-- START OF GIVEN ENTRIES --

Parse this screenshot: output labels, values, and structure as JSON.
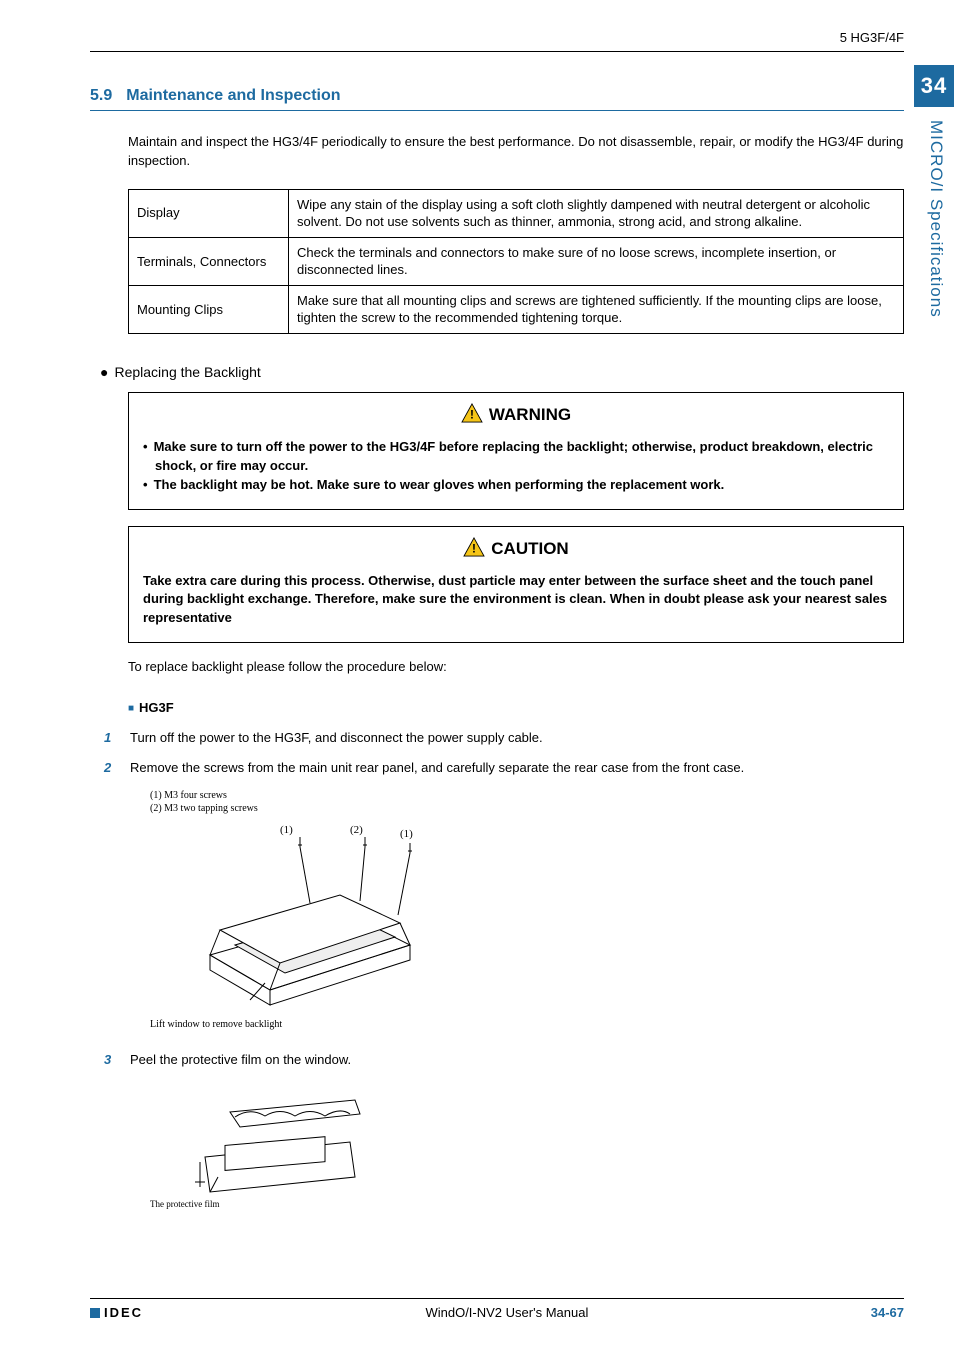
{
  "header": {
    "breadcrumb": "5 HG3F/4F"
  },
  "chapter": {
    "number": "34",
    "side_label": "MICRO/I Specifications"
  },
  "section": {
    "number": "5.9",
    "title": "Maintenance and Inspection"
  },
  "intro": "Maintain and inspect the HG3/4F periodically to ensure the best performance. Do not disassemble, repair, or modify the HG3/4F during inspection.",
  "table": {
    "rows": [
      {
        "label": "Display",
        "desc": "Wipe any stain of the display using a soft cloth slightly dampened with neutral detergent or alcoholic solvent. Do not use solvents such as thinner, ammonia, strong acid, and strong alkaline."
      },
      {
        "label": "Terminals, Connectors",
        "desc": "Check the terminals and connectors to make sure of no loose screws, incomplete insertion, or disconnected lines."
      },
      {
        "label": "Mounting Clips",
        "desc": "Make sure that all mounting clips and screws are tightened sufficiently. If the mounting clips are loose, tighten the screw to the recommended tightening torque."
      }
    ]
  },
  "backlight_heading": "Replacing the Backlight",
  "warning": {
    "label": "WARNING",
    "items": [
      "Make sure to turn off the power to the HG3/4F before replacing the backlight; otherwise, product breakdown, electric shock, or fire may occur.",
      "The backlight may be hot. Make sure to wear gloves when performing the replacement work."
    ]
  },
  "caution": {
    "label": "CAUTION",
    "body": "Take extra care during this process. Otherwise, dust particle may enter between the surface sheet and the touch panel during backlight exchange. Therefore, make sure the environment is clean. When in doubt please ask your nearest sales representative"
  },
  "replace_intro": "To replace backlight please follow the procedure below:",
  "model_heading": "HG3F",
  "steps": [
    {
      "n": "1",
      "text": "Turn off the power to the HG3F, and disconnect the power supply cable."
    },
    {
      "n": "2",
      "text": "Remove the screws from the main unit rear panel, and carefully separate the rear case from the front case."
    },
    {
      "n": "3",
      "text": "Peel the protective film on the window."
    }
  ],
  "fig1": {
    "cap1": "(1) M3 four screws",
    "cap2": "(2) M3 two tapping screws",
    "label1": "(1)",
    "label2": "(2)",
    "bottom": "Lift window to remove backlight"
  },
  "fig2": {
    "label": "The protective film"
  },
  "footer": {
    "logo": "IDEC",
    "center": "WindO/I-NV2 User's Manual",
    "page": "34-67"
  }
}
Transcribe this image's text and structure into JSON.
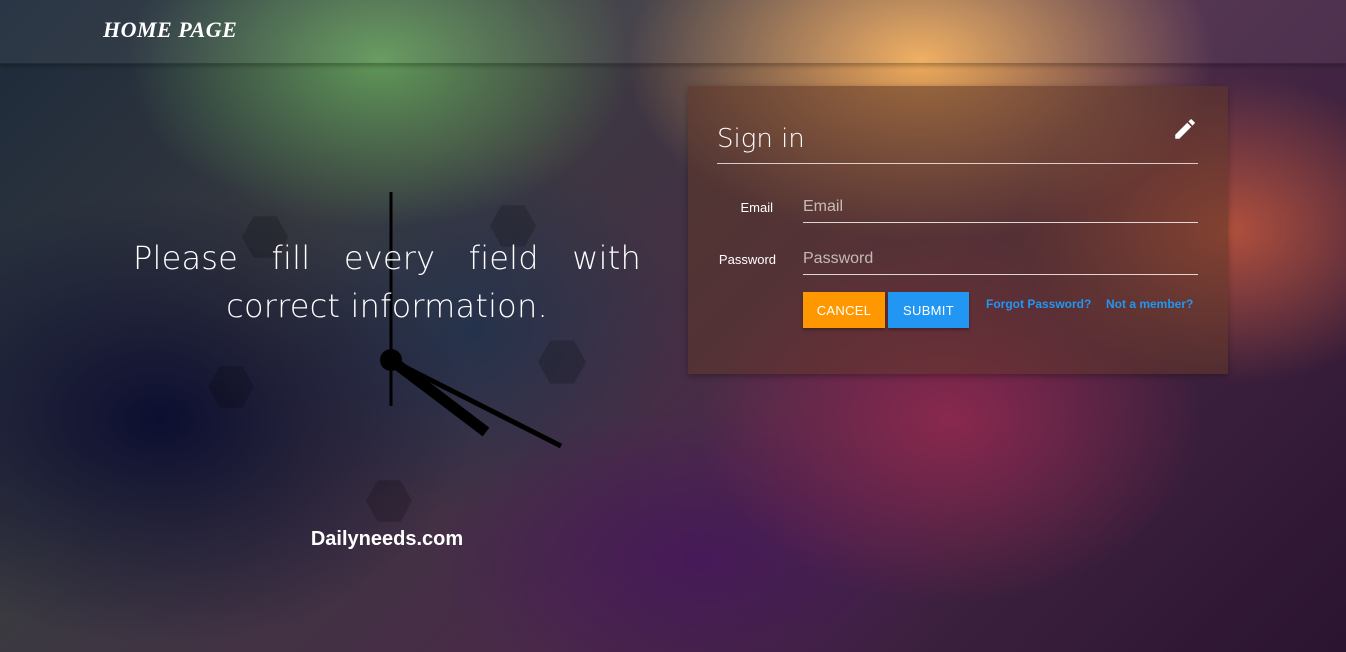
{
  "header": {
    "brand": "HOME PAGE"
  },
  "hero": {
    "tagline": "Please fill every field with correct information.",
    "site_name": "Dailyneeds.com"
  },
  "signin": {
    "title": "Sign in",
    "edit_icon": "pencil-icon",
    "email_label": "Email",
    "email_placeholder": "Email",
    "email_value": "",
    "password_label": "Password",
    "password_placeholder": "Password",
    "password_value": "",
    "cancel_label": "CANCEL",
    "submit_label": "SUBMIT",
    "forgot_link": "Forgot Password?",
    "member_link": "Not a member?"
  },
  "colors": {
    "cancel_button": "#ff9800",
    "submit_button": "#2196f3",
    "link": "#2196f3"
  }
}
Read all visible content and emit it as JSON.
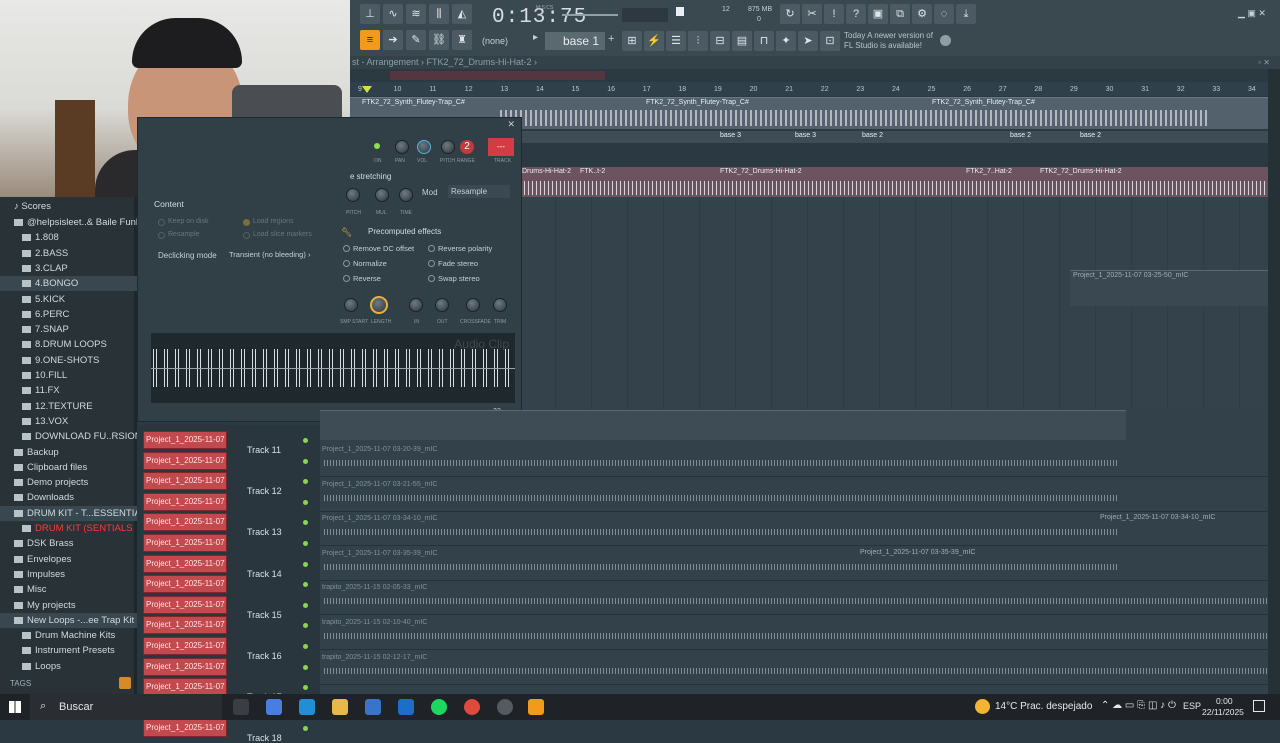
{
  "toolbar": {
    "time": "0:13:75",
    "time_unit": "M:S:CS",
    "cpu_number": "12",
    "memory": "875 MB",
    "poly": "0",
    "none_label": "(none)",
    "pattern": "base 1",
    "news_line1": "Today  A newer version of",
    "news_line2": "FL Studio is available!"
  },
  "window": {
    "breadcrumb": "st - Arrangement  ›  FTK2_72_Drums-Hi-Hat-2  ›"
  },
  "ruler": {
    "ticks": [
      "9",
      "10",
      "11",
      "12",
      "13",
      "14",
      "15",
      "16",
      "17",
      "18",
      "19",
      "20",
      "21",
      "22",
      "23",
      "24",
      "25",
      "26",
      "27",
      "28",
      "29",
      "30",
      "31",
      "32",
      "33",
      "34"
    ]
  },
  "clips": {
    "synth_left": "FTK2_72_Synth_Flutey-Trap_C#",
    "synth_mid": "FTK2_72_Synth_Flutey-Trap_C#",
    "synth_right": "FTK2_72_Synth_Flutey-Trap_C#",
    "base_labels": [
      "base 3",
      "base 3",
      "base 2",
      "base 2",
      "base 2"
    ],
    "drums_left": "Drums-Hi-Hat-2",
    "drums_mid": "FTK2_72_Drums-Hi-Hat-2",
    "drums_right": "FTK2_72_Drums-Hi-Hat-2",
    "ftk_short": "FTK..t-2",
    "ftk_hat": "FTK2_7..Hat-2",
    "proj_top": "Project_1_2025-11-07 03-25-50_mIC"
  },
  "browser": {
    "header": "Scores",
    "items": [
      "@helpsisleet..& Baile Funk)",
      "1.808",
      "2.BASS",
      "3.CLAP",
      "4.BONGO",
      "5.KICK",
      "6.PERC",
      "7.SNAP",
      "8.DRUM LOOPS",
      "9.ONE-SHOTS",
      "10.FILL",
      "11.FX",
      "12.TEXTURE",
      "13.VOX",
      "DOWNLOAD FU..RSION HERE",
      "Backup",
      "Clipboard files",
      "Demo projects",
      "Downloads",
      "DRUM KIT - T...ESSENTIALS",
      "DRUM KIT (SENTIALS",
      "DSK Brass",
      "Envelopes",
      "Impulses",
      "Misc",
      "My projects",
      "New Loops -...ee Trap Kit 2",
      "Drum Machine Kits",
      "Instrument Presets",
      "Loops"
    ],
    "tags_label": "TAGS"
  },
  "channel": {
    "knob_labels": [
      "ON",
      "PAN",
      "VOL",
      "PITCH",
      "RANGE",
      "TRACK"
    ],
    "range_value": "2",
    "track_value": "---",
    "stretch_title": "e stretching",
    "stretch_knobs": [
      "PITCH",
      "MUL",
      "TIME"
    ],
    "mode_label": "Mod",
    "mode_value": "Resample",
    "content_title": "Content",
    "keep_on_disk": "Keep on disk",
    "load_regions": "Load regions",
    "resample": "Resample",
    "load_slice_markers": "Load slice markers",
    "declicking_label": "Declicking mode",
    "declicking_value": "Transient (no bleeding)",
    "precomputed_title": "Precomputed effects",
    "effects": [
      "Remove DC offset",
      "Reverse polarity",
      "Normalize",
      "Fade stereo",
      "Reverse",
      "Swap stereo"
    ],
    "bottom_knobs": [
      "SMP START",
      "LENGTH",
      "IN",
      "OUT",
      "CROSSFADE",
      "TRIM"
    ],
    "watermark": "Audio Clip",
    "zoom": "32"
  },
  "tracks": [
    {
      "clip": "Project_1_2025-11-07 0...",
      "name": "Track 11"
    },
    {
      "clip": "Project_1_2025-11-07 0...",
      "name": ""
    },
    {
      "clip": "Project_1_2025-11-07 0...",
      "name": "Track 12"
    },
    {
      "clip": "Project_1_2025-11-07 0...",
      "name": ""
    },
    {
      "clip": "Project_1_2025-11-07 0...",
      "name": "Track 13"
    },
    {
      "clip": "Project_1_2025-11-07 0...",
      "name": ""
    },
    {
      "clip": "Project_1_2025-11-07 0...",
      "name": "Track 14"
    },
    {
      "clip": "Project_1_2025-11-07 0...",
      "name": ""
    },
    {
      "clip": "Project_1_2025-11-07 0...",
      "name": "Track 15"
    },
    {
      "clip": "Project_1_2025-11-07 0...",
      "name": ""
    },
    {
      "clip": "Project_1_2025-11-07 0...",
      "name": "Track 16"
    },
    {
      "clip": "Project_1_2025-11-07 0...",
      "name": ""
    },
    {
      "clip": "Project_1_2025-11-07 0...",
      "name": "Track 17"
    },
    {
      "clip": "Project_1_2025-11-07 0...",
      "name": ""
    },
    {
      "clip": "Project_1_2025-11-07 0...",
      "name": "Track 18"
    }
  ],
  "lanes": [
    "Project_1_2025-11-07 03-20-39_mIC",
    "Project_1_2025-11-07 03-21-55_mIC",
    "Project_1_2025-11-07 03-34-10_mIC",
    "Project_1_2025-11-07 03-35-39_mIC",
    "trapito_2025-11-15 02-05-33_mIC",
    "trapito_2025-11-15 02-10-40_mIC",
    "trapito_2025-11-15 02-12-17_mIC"
  ],
  "lane_extra": {
    "lane3_right": "Project_1_2025-11-07 03-34-10_mIC",
    "lane4_mid": "Project_1_2025-11-07 03-35-39_mIC"
  },
  "taskbar": {
    "search": "Buscar",
    "weather": "14°C  Prac. despejado",
    "lang": "ESP",
    "time": "0:00",
    "date": "22/11/2025"
  }
}
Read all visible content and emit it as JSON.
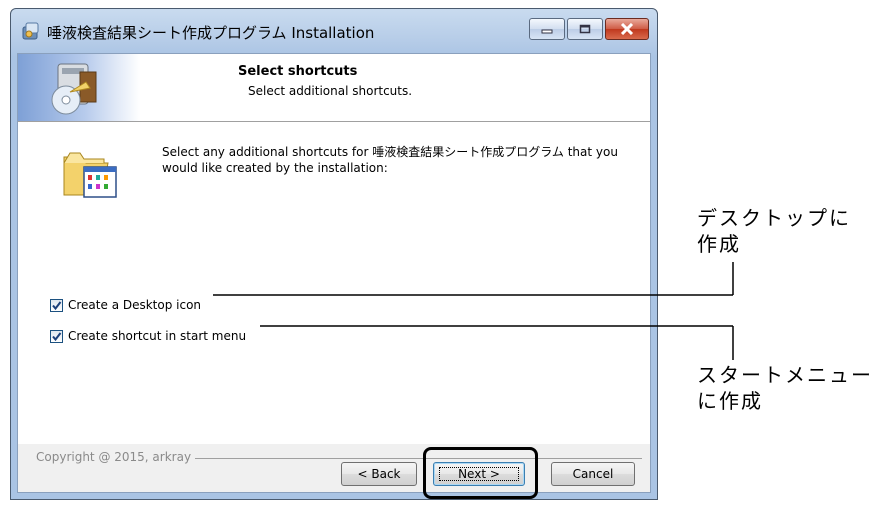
{
  "window": {
    "title": "唾液検査結果シート作成プログラム Installation",
    "caption_buttons": [
      "minimize-icon",
      "maximize-icon",
      "close-icon"
    ]
  },
  "header": {
    "title": "Select shortcuts",
    "subtitle": "Select additional shortcuts."
  },
  "body": {
    "description": "Select any additional shortcuts for 唾液検査結果シート作成プログラム that you would like created by the installation:",
    "options": [
      {
        "label": "Create a Desktop icon",
        "checked": true
      },
      {
        "label": "Create shortcut in start menu",
        "checked": true
      }
    ]
  },
  "footer": {
    "copyright": "Copyright @ 2015, arkray",
    "back_label": "< Back",
    "next_label": "Next >",
    "cancel_label": "Cancel"
  },
  "annotations": {
    "desktop_line1": "デスクトップに",
    "desktop_line2": "作成",
    "startmenu_line1": "スタートメニュー",
    "startmenu_line2": "に作成"
  },
  "colors": {
    "accent": "#3c7fb1",
    "close_button": "#c0381e",
    "titlebar": "#b7cde8"
  }
}
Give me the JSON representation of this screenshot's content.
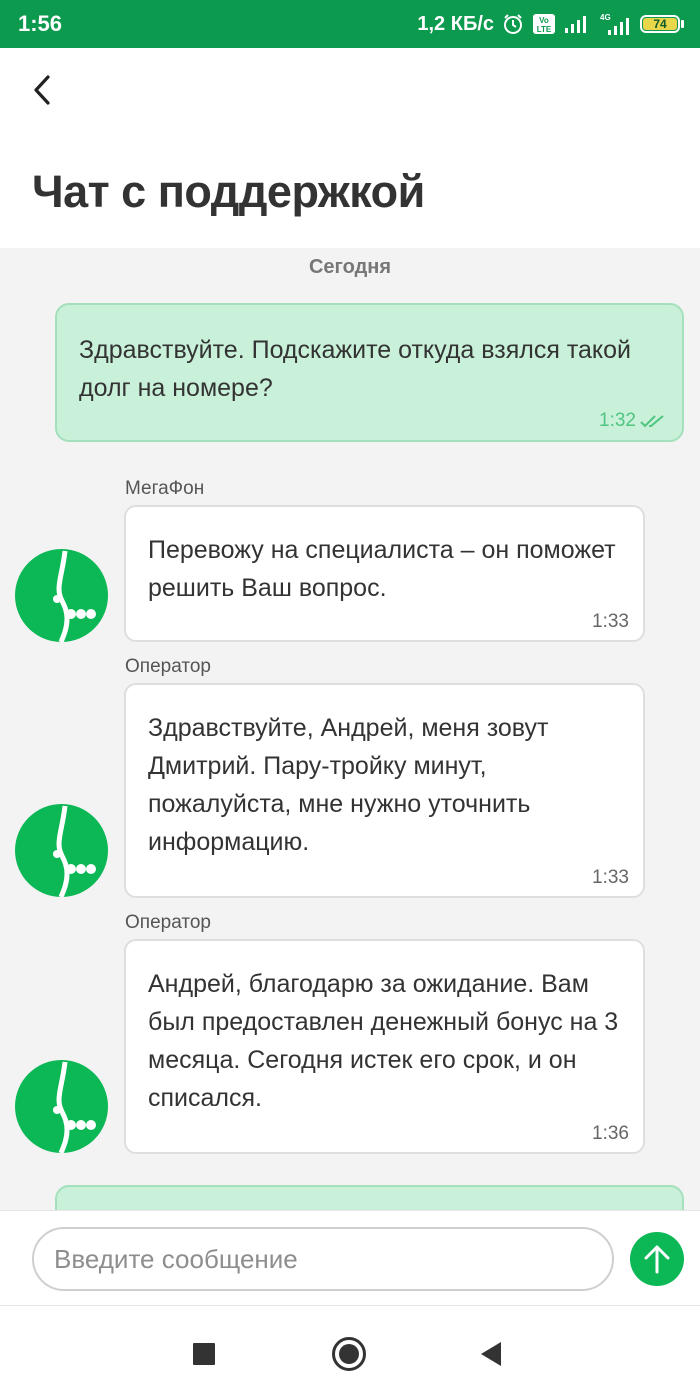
{
  "status_bar": {
    "time": "1:56",
    "net_speed": "1,2 КБ/с",
    "volte_label": "Vo LTE",
    "network_label": "4G",
    "battery": "74",
    "accent": "#0b9a4e"
  },
  "header": {
    "back_icon": "chevron-left-icon",
    "title": "Чат с поддержкой"
  },
  "chat": {
    "date_separator": "Сегодня",
    "messages": [
      {
        "direction": "outgoing",
        "text": "Здравствуйте. Подскажите откуда взялся такой долг на номере?",
        "time": "1:32",
        "status_icon": "double-check-icon"
      },
      {
        "direction": "incoming",
        "sender": "МегаФон",
        "text": "Перевожу на специалиста – он поможет решить Ваш вопрос.",
        "time": "1:33"
      },
      {
        "direction": "incoming",
        "sender": "Оператор",
        "text": "Здравствуйте, Андрей, меня зовут Дмитрий. Пару-тройку минут, пожалуйста, мне нужно уточнить информацию.",
        "time": "1:33"
      },
      {
        "direction": "incoming",
        "sender": "Оператор",
        "text": "Андрей, благодарю за ожидание. Вам был предоставлен денежный бонус на 3 месяца. Сегодня истек его срок, и он списался.",
        "time": "1:36"
      }
    ],
    "outgoing_bubble_color": "#c9f1d9",
    "brand_color": "#0bb855"
  },
  "composer": {
    "placeholder": "Введите сообщение",
    "value": "",
    "send_icon": "arrow-up-icon"
  },
  "nav": {
    "recents_icon": "square-icon",
    "home_icon": "circle-icon",
    "back_icon": "triangle-back-icon"
  }
}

-- END OF GIVEN ENTRIES --

__WRITTEN TASK__. Collect each line above holding the string "Resample".

__RESULT__.
    "mode_value": "Resample",
    "resample": "Resample",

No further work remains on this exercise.